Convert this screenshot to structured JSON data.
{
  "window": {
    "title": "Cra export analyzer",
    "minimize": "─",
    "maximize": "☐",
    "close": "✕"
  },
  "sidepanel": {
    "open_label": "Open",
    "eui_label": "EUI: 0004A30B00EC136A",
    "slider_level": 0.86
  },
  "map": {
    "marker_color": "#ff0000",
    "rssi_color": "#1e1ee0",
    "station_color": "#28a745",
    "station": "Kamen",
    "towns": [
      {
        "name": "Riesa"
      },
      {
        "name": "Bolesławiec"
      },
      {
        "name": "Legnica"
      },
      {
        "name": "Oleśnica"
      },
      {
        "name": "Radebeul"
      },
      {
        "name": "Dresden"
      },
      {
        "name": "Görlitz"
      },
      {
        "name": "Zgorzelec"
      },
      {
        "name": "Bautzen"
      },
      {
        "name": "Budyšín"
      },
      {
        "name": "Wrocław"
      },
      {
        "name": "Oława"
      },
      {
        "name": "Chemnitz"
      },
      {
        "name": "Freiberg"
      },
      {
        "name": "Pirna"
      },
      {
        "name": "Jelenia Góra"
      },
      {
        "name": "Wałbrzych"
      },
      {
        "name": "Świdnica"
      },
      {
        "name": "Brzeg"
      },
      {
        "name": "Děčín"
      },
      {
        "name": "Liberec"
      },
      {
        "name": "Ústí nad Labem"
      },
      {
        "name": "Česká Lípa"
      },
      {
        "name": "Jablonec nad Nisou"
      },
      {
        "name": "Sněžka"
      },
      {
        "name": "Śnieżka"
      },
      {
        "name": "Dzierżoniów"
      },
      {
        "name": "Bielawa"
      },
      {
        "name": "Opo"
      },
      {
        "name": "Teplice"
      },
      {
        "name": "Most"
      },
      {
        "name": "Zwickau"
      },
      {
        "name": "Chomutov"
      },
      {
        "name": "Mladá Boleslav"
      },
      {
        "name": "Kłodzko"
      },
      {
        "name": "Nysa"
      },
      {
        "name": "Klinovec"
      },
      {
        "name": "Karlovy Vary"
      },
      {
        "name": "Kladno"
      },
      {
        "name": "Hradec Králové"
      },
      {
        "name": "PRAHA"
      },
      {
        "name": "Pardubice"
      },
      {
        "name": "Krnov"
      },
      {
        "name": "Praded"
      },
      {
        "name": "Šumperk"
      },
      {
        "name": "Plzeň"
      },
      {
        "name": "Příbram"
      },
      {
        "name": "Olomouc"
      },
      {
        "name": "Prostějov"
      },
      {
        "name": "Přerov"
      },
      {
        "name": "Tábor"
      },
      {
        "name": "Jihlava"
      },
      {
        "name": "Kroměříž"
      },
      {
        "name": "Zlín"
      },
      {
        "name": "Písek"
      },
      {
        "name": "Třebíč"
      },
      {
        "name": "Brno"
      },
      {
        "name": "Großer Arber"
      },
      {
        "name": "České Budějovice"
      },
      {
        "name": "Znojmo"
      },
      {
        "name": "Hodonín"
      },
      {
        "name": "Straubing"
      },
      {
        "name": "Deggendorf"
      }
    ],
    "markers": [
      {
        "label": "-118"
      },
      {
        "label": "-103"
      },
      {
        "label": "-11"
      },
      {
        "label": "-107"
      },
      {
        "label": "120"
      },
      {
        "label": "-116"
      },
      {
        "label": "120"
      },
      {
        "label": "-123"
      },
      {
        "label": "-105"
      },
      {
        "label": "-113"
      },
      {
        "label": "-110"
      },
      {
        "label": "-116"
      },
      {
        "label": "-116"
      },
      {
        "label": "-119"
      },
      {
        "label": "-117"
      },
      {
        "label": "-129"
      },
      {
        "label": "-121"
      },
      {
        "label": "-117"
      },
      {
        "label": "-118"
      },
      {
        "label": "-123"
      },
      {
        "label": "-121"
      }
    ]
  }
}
━━━━━━━━
▶ AIM
Restate the whole of the material exactly.

▶ TASK RESPONSE
Convert this screenshot to structured JSON data.
{
  "window": {
    "title": "Cra export analyzer",
    "minimize": "─",
    "maximize": "☐",
    "close": "✕"
  },
  "sidepanel": {
    "open_label": "Open",
    "eui_label": "EUI: 0004A30B00EC136A",
    "slider_level": 0.86
  },
  "map": {
    "marker_color": "#ff0000",
    "rssi_color": "#1e1ee0",
    "station_color": "#28a745",
    "station": "Kamen",
    "towns": [
      {
        "name": "Riesa"
      },
      {
        "name": "Bolesławiec"
      },
      {
        "name": "Legnica"
      },
      {
        "name": "Oleśnica"
      },
      {
        "name": "Radebeul"
      },
      {
        "name": "Dresden"
      },
      {
        "name": "Görlitz"
      },
      {
        "name": "Zgorzelec"
      },
      {
        "name": "Bautzen"
      },
      {
        "name": "Budyšín"
      },
      {
        "name": "Wrocław"
      },
      {
        "name": "Oława"
      },
      {
        "name": "Chemnitz"
      },
      {
        "name": "Freiberg"
      },
      {
        "name": "Pirna"
      },
      {
        "name": "Jelenia Góra"
      },
      {
        "name": "Wałbrzych"
      },
      {
        "name": "Świdnica"
      },
      {
        "name": "Brzeg"
      },
      {
        "name": "Děčín"
      },
      {
        "name": "Liberec"
      },
      {
        "name": "Ústí nad Labem"
      },
      {
        "name": "Česká Lípa"
      },
      {
        "name": "Jablonec nad Nisou"
      },
      {
        "name": "Sněžka"
      },
      {
        "name": "Śnieżka"
      },
      {
        "name": "Dzierżoniów"
      },
      {
        "name": "Bielawa"
      },
      {
        "name": "Opo"
      },
      {
        "name": "Teplice"
      },
      {
        "name": "Most"
      },
      {
        "name": "Zwickau"
      },
      {
        "name": "Chomutov"
      },
      {
        "name": "Mladá Boleslav"
      },
      {
        "name": "Kłodzko"
      },
      {
        "name": "Nysa"
      },
      {
        "name": "Klinovec"
      },
      {
        "name": "Karlovy Vary"
      },
      {
        "name": "Kladno"
      },
      {
        "name": "Hradec Králové"
      },
      {
        "name": "PRAHA"
      },
      {
        "name": "Pardubice"
      },
      {
        "name": "Krnov"
      },
      {
        "name": "Praded"
      },
      {
        "name": "Šumperk"
      },
      {
        "name": "Plzeň"
      },
      {
        "name": "Příbram"
      },
      {
        "name": "Olomouc"
      },
      {
        "name": "Prostějov"
      },
      {
        "name": "Přerov"
      },
      {
        "name": "Tábor"
      },
      {
        "name": "Jihlava"
      },
      {
        "name": "Kroměříž"
      },
      {
        "name": "Zlín"
      },
      {
        "name": "Písek"
      },
      {
        "name": "Třebíč"
      },
      {
        "name": "Brno"
      },
      {
        "name": "Großer Arber"
      },
      {
        "name": "České Budějovice"
      },
      {
        "name": "Znojmo"
      },
      {
        "name": "Hodonín"
      },
      {
        "name": "Straubing"
      },
      {
        "name": "Deggendorf"
      }
    ],
    "markers": [
      {
        "label": "-118"
      },
      {
        "label": "-103"
      },
      {
        "label": "-11"
      },
      {
        "label": "-107"
      },
      {
        "label": "120"
      },
      {
        "label": "-116"
      },
      {
        "label": "120"
      },
      {
        "label": "-123"
      },
      {
        "label": "-105"
      },
      {
        "label": "-113"
      },
      {
        "label": "-110"
      },
      {
        "label": "-116"
      },
      {
        "label": "-116"
      },
      {
        "label": "-119"
      },
      {
        "label": "-117"
      },
      {
        "label": "-129"
      },
      {
        "label": "-121"
      },
      {
        "label": "-117"
      },
      {
        "label": "-118"
      },
      {
        "label": "-123"
      },
      {
        "label": "-121"
      }
    ]
  }
}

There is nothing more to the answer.